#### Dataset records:
* * * * * * * * *

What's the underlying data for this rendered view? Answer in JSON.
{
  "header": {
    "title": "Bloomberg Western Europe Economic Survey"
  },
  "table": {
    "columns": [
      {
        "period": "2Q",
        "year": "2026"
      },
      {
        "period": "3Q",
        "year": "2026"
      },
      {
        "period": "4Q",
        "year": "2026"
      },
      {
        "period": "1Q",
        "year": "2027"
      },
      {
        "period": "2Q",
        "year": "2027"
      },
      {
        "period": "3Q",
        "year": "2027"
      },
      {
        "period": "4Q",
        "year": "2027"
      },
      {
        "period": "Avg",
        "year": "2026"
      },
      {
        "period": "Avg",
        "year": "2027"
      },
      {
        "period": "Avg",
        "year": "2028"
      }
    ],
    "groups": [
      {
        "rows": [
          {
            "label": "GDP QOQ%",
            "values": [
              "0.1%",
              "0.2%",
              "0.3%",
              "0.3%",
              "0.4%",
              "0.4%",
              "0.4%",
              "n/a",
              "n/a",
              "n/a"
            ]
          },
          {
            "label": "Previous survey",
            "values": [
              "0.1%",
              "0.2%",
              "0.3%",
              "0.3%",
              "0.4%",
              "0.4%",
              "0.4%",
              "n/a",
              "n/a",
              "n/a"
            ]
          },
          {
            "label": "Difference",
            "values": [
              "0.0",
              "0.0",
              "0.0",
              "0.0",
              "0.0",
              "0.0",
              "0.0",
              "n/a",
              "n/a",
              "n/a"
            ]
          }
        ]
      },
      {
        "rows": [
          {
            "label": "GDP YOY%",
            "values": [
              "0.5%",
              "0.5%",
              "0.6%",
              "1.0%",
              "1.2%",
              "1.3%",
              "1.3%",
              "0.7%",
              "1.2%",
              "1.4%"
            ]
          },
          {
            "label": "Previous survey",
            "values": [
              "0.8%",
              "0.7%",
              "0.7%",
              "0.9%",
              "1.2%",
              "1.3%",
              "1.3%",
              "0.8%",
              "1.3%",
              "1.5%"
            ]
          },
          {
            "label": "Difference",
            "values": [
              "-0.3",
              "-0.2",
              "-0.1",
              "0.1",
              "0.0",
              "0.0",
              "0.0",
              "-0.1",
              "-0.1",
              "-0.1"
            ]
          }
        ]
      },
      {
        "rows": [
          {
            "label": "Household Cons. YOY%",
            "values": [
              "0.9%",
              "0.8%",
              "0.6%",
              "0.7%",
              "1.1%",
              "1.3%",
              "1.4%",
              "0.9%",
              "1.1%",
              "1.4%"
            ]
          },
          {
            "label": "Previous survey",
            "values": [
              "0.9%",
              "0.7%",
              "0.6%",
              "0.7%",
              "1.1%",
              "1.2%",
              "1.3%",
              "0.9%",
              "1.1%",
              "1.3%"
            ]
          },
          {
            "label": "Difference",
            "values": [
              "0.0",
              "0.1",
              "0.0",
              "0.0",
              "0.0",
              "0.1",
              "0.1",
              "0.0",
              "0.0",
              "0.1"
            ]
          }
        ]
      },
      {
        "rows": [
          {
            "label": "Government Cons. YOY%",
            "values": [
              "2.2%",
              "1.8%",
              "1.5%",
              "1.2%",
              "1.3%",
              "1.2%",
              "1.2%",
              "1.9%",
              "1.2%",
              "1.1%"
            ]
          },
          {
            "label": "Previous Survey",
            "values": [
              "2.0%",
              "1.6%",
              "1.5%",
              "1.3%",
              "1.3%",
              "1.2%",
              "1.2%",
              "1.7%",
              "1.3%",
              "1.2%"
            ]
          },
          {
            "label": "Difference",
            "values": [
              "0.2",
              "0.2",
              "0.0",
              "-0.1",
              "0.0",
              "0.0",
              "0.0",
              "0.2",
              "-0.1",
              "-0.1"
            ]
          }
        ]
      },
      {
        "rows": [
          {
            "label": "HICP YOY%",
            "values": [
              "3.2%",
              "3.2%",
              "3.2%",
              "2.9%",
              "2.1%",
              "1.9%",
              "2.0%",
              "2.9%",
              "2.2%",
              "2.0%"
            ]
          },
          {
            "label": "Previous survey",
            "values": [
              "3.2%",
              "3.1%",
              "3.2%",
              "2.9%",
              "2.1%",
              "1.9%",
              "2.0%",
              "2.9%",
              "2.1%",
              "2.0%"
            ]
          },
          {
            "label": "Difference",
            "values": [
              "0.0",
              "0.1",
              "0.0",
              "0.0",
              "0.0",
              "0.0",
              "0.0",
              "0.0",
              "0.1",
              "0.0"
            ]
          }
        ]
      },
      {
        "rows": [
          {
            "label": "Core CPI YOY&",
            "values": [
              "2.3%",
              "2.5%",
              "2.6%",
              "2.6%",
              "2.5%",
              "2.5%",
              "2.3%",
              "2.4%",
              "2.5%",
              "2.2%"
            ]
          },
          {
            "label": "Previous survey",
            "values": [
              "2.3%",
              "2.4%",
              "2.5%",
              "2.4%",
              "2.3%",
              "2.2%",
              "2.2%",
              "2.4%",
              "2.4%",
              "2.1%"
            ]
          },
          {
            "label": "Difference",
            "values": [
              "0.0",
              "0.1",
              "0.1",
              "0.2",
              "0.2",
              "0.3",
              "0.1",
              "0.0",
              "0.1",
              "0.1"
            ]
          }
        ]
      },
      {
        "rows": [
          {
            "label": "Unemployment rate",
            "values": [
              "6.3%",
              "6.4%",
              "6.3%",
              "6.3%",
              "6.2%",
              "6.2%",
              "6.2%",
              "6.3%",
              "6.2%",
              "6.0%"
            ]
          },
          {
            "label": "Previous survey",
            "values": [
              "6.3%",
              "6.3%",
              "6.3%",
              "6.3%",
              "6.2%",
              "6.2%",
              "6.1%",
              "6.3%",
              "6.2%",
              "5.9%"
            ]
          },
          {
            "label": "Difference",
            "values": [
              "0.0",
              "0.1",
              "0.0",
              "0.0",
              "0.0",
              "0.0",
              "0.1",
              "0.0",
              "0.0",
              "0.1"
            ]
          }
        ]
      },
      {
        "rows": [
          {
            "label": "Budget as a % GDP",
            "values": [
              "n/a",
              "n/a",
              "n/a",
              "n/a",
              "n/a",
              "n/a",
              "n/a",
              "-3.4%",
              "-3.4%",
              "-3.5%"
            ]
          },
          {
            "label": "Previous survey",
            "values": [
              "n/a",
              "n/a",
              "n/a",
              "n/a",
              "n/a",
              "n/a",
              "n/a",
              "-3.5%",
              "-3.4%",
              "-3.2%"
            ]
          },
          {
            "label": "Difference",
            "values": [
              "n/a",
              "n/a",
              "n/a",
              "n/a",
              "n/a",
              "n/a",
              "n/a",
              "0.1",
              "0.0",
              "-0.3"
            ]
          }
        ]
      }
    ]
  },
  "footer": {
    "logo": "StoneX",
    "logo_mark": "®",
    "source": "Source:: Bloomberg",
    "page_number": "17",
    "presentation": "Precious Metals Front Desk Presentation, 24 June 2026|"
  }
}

* * * * * * * * *

#### Exercise aim:
Go through the listing above and restate it word for word.

#### Answer to the problem:
What's the underlying data for this rendered view? Answer in JSON.
{
  "header": {
    "title": "Bloomberg Western Europe Economic Survey"
  },
  "table": {
    "columns": [
      {
        "period": "2Q",
        "year": "2026"
      },
      {
        "period": "3Q",
        "year": "2026"
      },
      {
        "period": "4Q",
        "year": "2026"
      },
      {
        "period": "1Q",
        "year": "2027"
      },
      {
        "period": "2Q",
        "year": "2027"
      },
      {
        "period": "3Q",
        "year": "2027"
      },
      {
        "period": "4Q",
        "year": "2027"
      },
      {
        "period": "Avg",
        "year": "2026"
      },
      {
        "period": "Avg",
        "year": "2027"
      },
      {
        "period": "Avg",
        "year": "2028"
      }
    ],
    "groups": [
      {
        "rows": [
          {
            "label": "GDP QOQ%",
            "values": [
              "0.1%",
              "0.2%",
              "0.3%",
              "0.3%",
              "0.4%",
              "0.4%",
              "0.4%",
              "n/a",
              "n/a",
              "n/a"
            ]
          },
          {
            "label": "Previous survey",
            "values": [
              "0.1%",
              "0.2%",
              "0.3%",
              "0.3%",
              "0.4%",
              "0.4%",
              "0.4%",
              "n/a",
              "n/a",
              "n/a"
            ]
          },
          {
            "label": "Difference",
            "values": [
              "0.0",
              "0.0",
              "0.0",
              "0.0",
              "0.0",
              "0.0",
              "0.0",
              "n/a",
              "n/a",
              "n/a"
            ]
          }
        ]
      },
      {
        "rows": [
          {
            "label": "GDP YOY%",
            "values": [
              "0.5%",
              "0.5%",
              "0.6%",
              "1.0%",
              "1.2%",
              "1.3%",
              "1.3%",
              "0.7%",
              "1.2%",
              "1.4%"
            ]
          },
          {
            "label": "Previous survey",
            "values": [
              "0.8%",
              "0.7%",
              "0.7%",
              "0.9%",
              "1.2%",
              "1.3%",
              "1.3%",
              "0.8%",
              "1.3%",
              "1.5%"
            ]
          },
          {
            "label": "Difference",
            "values": [
              "-0.3",
              "-0.2",
              "-0.1",
              "0.1",
              "0.0",
              "0.0",
              "0.0",
              "-0.1",
              "-0.1",
              "-0.1"
            ]
          }
        ]
      },
      {
        "rows": [
          {
            "label": "Household Cons. YOY%",
            "values": [
              "0.9%",
              "0.8%",
              "0.6%",
              "0.7%",
              "1.1%",
              "1.3%",
              "1.4%",
              "0.9%",
              "1.1%",
              "1.4%"
            ]
          },
          {
            "label": "Previous survey",
            "values": [
              "0.9%",
              "0.7%",
              "0.6%",
              "0.7%",
              "1.1%",
              "1.2%",
              "1.3%",
              "0.9%",
              "1.1%",
              "1.3%"
            ]
          },
          {
            "label": "Difference",
            "values": [
              "0.0",
              "0.1",
              "0.0",
              "0.0",
              "0.0",
              "0.1",
              "0.1",
              "0.0",
              "0.0",
              "0.1"
            ]
          }
        ]
      },
      {
        "rows": [
          {
            "label": "Government Cons. YOY%",
            "values": [
              "2.2%",
              "1.8%",
              "1.5%",
              "1.2%",
              "1.3%",
              "1.2%",
              "1.2%",
              "1.9%",
              "1.2%",
              "1.1%"
            ]
          },
          {
            "label": "Previous Survey",
            "values": [
              "2.0%",
              "1.6%",
              "1.5%",
              "1.3%",
              "1.3%",
              "1.2%",
              "1.2%",
              "1.7%",
              "1.3%",
              "1.2%"
            ]
          },
          {
            "label": "Difference",
            "values": [
              "0.2",
              "0.2",
              "0.0",
              "-0.1",
              "0.0",
              "0.0",
              "0.0",
              "0.2",
              "-0.1",
              "-0.1"
            ]
          }
        ]
      },
      {
        "rows": [
          {
            "label": "HICP YOY%",
            "values": [
              "3.2%",
              "3.2%",
              "3.2%",
              "2.9%",
              "2.1%",
              "1.9%",
              "2.0%",
              "2.9%",
              "2.2%",
              "2.0%"
            ]
          },
          {
            "label": "Previous survey",
            "values": [
              "3.2%",
              "3.1%",
              "3.2%",
              "2.9%",
              "2.1%",
              "1.9%",
              "2.0%",
              "2.9%",
              "2.1%",
              "2.0%"
            ]
          },
          {
            "label": "Difference",
            "values": [
              "0.0",
              "0.1",
              "0.0",
              "0.0",
              "0.0",
              "0.0",
              "0.0",
              "0.0",
              "0.1",
              "0.0"
            ]
          }
        ]
      },
      {
        "rows": [
          {
            "label": "Core CPI YOY&",
            "values": [
              "2.3%",
              "2.5%",
              "2.6%",
              "2.6%",
              "2.5%",
              "2.5%",
              "2.3%",
              "2.4%",
              "2.5%",
              "2.2%"
            ]
          },
          {
            "label": "Previous survey",
            "values": [
              "2.3%",
              "2.4%",
              "2.5%",
              "2.4%",
              "2.3%",
              "2.2%",
              "2.2%",
              "2.4%",
              "2.4%",
              "2.1%"
            ]
          },
          {
            "label": "Difference",
            "values": [
              "0.0",
              "0.1",
              "0.1",
              "0.2",
              "0.2",
              "0.3",
              "0.1",
              "0.0",
              "0.1",
              "0.1"
            ]
          }
        ]
      },
      {
        "rows": [
          {
            "label": "Unemployment rate",
            "values": [
              "6.3%",
              "6.4%",
              "6.3%",
              "6.3%",
              "6.2%",
              "6.2%",
              "6.2%",
              "6.3%",
              "6.2%",
              "6.0%"
            ]
          },
          {
            "label": "Previous survey",
            "values": [
              "6.3%",
              "6.3%",
              "6.3%",
              "6.3%",
              "6.2%",
              "6.2%",
              "6.1%",
              "6.3%",
              "6.2%",
              "5.9%"
            ]
          },
          {
            "label": "Difference",
            "values": [
              "0.0",
              "0.1",
              "0.0",
              "0.0",
              "0.0",
              "0.0",
              "0.1",
              "0.0",
              "0.0",
              "0.1"
            ]
          }
        ]
      },
      {
        "rows": [
          {
            "label": "Budget as a % GDP",
            "values": [
              "n/a",
              "n/a",
              "n/a",
              "n/a",
              "n/a",
              "n/a",
              "n/a",
              "-3.4%",
              "-3.4%",
              "-3.5%"
            ]
          },
          {
            "label": "Previous survey",
            "values": [
              "n/a",
              "n/a",
              "n/a",
              "n/a",
              "n/a",
              "n/a",
              "n/a",
              "-3.5%",
              "-3.4%",
              "-3.2%"
            ]
          },
          {
            "label": "Difference",
            "values": [
              "n/a",
              "n/a",
              "n/a",
              "n/a",
              "n/a",
              "n/a",
              "n/a",
              "0.1",
              "0.0",
              "-0.3"
            ]
          }
        ]
      }
    ]
  },
  "footer": {
    "logo": "StoneX",
    "logo_mark": "®",
    "source": "Source:: Bloomberg",
    "page_number": "17",
    "presentation": "Precious Metals Front Desk Presentation, 24 June 2026|"
  }
}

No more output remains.